==== Records for processing ====

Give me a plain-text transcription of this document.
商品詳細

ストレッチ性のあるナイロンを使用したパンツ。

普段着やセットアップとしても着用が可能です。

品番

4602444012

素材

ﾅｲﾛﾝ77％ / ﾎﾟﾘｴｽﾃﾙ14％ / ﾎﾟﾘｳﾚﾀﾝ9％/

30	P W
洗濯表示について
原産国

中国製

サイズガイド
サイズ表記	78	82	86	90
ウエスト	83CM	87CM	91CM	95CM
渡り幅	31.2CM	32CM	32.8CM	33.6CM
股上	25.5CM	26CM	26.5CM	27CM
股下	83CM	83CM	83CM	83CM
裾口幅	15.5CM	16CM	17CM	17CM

====

**Task instructions:** Send back all of the entries exactly, with nothing missing.

**Reply to the exercise:**
Give me a plain-text transcription of this document.
商品詳細

ストレッチ性のあるナイロンを使用したパンツ。

普段着やセットアップとしても着用が可能です。

品番

4602444012

素材

ﾅｲﾛﾝ77％ / ﾎﾟﾘｴｽﾃﾙ14％ / ﾎﾟﾘｳﾚﾀﾝ9％/

30	P W
洗濯表示について
原産国

中国製

サイズガイド
サイズ表記	78	82	86	90
ウエスト	83CM	87CM	91CM	95CM
渡り幅	31.2CM	32CM	32.8CM	33.6CM
股上	25.5CM	26CM	26.5CM	27CM
股下	83CM	83CM	83CM	83CM
裾口幅	15.5CM	16CM	17CM	17CM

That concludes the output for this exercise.